What you are asked to do
Collect each line of the records containing the string "just".

Task material
* * *

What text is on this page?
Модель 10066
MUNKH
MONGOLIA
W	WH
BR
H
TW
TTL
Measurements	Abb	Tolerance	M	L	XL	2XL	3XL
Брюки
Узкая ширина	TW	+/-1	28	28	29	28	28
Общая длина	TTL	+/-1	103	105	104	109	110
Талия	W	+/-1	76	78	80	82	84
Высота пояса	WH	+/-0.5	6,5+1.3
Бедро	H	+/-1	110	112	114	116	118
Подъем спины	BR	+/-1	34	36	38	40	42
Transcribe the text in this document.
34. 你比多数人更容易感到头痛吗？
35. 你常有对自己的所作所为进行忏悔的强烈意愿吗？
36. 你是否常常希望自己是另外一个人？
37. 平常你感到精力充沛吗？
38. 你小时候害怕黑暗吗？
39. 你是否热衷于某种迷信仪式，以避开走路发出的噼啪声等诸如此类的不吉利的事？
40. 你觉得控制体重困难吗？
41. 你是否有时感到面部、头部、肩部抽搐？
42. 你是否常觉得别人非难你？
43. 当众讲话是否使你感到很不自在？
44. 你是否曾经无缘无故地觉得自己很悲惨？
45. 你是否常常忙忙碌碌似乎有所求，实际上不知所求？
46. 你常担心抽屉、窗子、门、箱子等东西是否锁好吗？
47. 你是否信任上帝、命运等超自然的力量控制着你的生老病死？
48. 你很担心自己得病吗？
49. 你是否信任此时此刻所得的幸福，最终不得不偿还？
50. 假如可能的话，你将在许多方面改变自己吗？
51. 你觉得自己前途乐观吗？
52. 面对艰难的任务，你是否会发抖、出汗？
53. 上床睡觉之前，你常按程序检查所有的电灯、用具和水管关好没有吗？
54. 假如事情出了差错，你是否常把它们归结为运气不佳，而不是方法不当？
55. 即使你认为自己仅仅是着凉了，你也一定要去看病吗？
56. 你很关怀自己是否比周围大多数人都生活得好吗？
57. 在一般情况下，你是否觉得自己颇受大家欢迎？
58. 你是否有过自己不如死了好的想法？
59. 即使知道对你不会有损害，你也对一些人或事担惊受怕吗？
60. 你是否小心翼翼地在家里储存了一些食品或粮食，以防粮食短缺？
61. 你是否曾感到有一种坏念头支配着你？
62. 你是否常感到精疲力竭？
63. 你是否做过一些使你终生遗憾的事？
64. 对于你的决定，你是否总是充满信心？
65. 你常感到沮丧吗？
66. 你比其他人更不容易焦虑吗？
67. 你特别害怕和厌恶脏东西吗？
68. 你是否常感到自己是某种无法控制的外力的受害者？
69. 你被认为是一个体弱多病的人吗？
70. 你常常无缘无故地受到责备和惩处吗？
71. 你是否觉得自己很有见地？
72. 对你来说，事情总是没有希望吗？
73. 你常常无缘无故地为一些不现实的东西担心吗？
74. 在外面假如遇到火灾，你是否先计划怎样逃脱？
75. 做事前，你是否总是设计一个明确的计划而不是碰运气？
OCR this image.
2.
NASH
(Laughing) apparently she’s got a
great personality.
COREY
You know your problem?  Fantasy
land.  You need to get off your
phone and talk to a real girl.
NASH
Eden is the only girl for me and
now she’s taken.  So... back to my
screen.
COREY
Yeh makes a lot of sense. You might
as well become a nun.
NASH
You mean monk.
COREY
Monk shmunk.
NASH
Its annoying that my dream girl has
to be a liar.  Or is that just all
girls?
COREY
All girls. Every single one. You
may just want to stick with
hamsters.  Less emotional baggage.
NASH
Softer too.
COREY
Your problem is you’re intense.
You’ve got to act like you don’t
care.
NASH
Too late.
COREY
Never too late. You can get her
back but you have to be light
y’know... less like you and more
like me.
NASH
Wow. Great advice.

* * *

The result
to be a liar.  Or is that just all
may just want to stick with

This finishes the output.